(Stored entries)
┏━━

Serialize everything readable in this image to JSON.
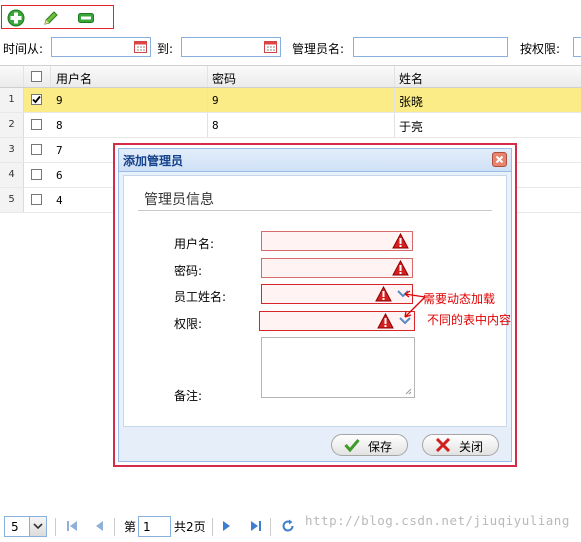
{
  "toolbar": {
    "add": "add-icon",
    "edit": "edit-icon",
    "remove": "remove-icon"
  },
  "filters": {
    "time_from_label": "时间从:",
    "to_label": "到:",
    "admin_name_label": "管理员名:",
    "permission_label": "按权限:"
  },
  "grid": {
    "columns": [
      "用户名",
      "密码",
      "姓名"
    ],
    "rows": [
      {
        "num": "1",
        "checked": true,
        "username": "9",
        "password": "9",
        "name": "张晓"
      },
      {
        "num": "2",
        "checked": false,
        "username": "8",
        "password": "8",
        "name": "于亮"
      },
      {
        "num": "3",
        "checked": false,
        "username": "7",
        "password": "",
        "name": ""
      },
      {
        "num": "4",
        "checked": false,
        "username": "6",
        "password": "",
        "name": ""
      },
      {
        "num": "5",
        "checked": false,
        "username": "4",
        "password": "",
        "name": ""
      }
    ]
  },
  "dialog": {
    "title": "添加管理员",
    "section_title": "管理员信息",
    "labels": {
      "username": "用户名:",
      "password": "密码:",
      "employee_name": "员工姓名:",
      "permission": "权限:",
      "remarks": "备注:"
    },
    "save_label": "保存",
    "close_label": "关闭"
  },
  "annotations": {
    "line1": "需要动态加载",
    "line2": "不同的表中内容"
  },
  "pager": {
    "page_size": "5",
    "page_prefix": "第",
    "page_value": "1",
    "page_total": "共2页"
  },
  "watermark": "http://blog.csdn.net/jiuqiyuliang",
  "colors": {
    "accent_border": "#e5232a",
    "selected_row": "#fbec88",
    "annotation": "#e00000"
  }
}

┗━━

WHAT YOU HAVE TO DO:
Skip every picture and transcribe the data above exactly.

ANSWER BELOW:
Serialize everything readable in this image to JSON.
{
  "toolbar": {
    "add": "add-icon",
    "edit": "edit-icon",
    "remove": "remove-icon"
  },
  "filters": {
    "time_from_label": "时间从:",
    "to_label": "到:",
    "admin_name_label": "管理员名:",
    "permission_label": "按权限:"
  },
  "grid": {
    "columns": [
      "用户名",
      "密码",
      "姓名"
    ],
    "rows": [
      {
        "num": "1",
        "checked": true,
        "username": "9",
        "password": "9",
        "name": "张晓"
      },
      {
        "num": "2",
        "checked": false,
        "username": "8",
        "password": "8",
        "name": "于亮"
      },
      {
        "num": "3",
        "checked": false,
        "username": "7",
        "password": "",
        "name": ""
      },
      {
        "num": "4",
        "checked": false,
        "username": "6",
        "password": "",
        "name": ""
      },
      {
        "num": "5",
        "checked": false,
        "username": "4",
        "password": "",
        "name": ""
      }
    ]
  },
  "dialog": {
    "title": "添加管理员",
    "section_title": "管理员信息",
    "labels": {
      "username": "用户名:",
      "password": "密码:",
      "employee_name": "员工姓名:",
      "permission": "权限:",
      "remarks": "备注:"
    },
    "save_label": "保存",
    "close_label": "关闭"
  },
  "annotations": {
    "line1": "需要动态加载",
    "line2": "不同的表中内容"
  },
  "pager": {
    "page_size": "5",
    "page_prefix": "第",
    "page_value": "1",
    "page_total": "共2页"
  },
  "watermark": "http://blog.csdn.net/jiuqiyuliang",
  "colors": {
    "accent_border": "#e5232a",
    "selected_row": "#fbec88",
    "annotation": "#e00000"
  }
}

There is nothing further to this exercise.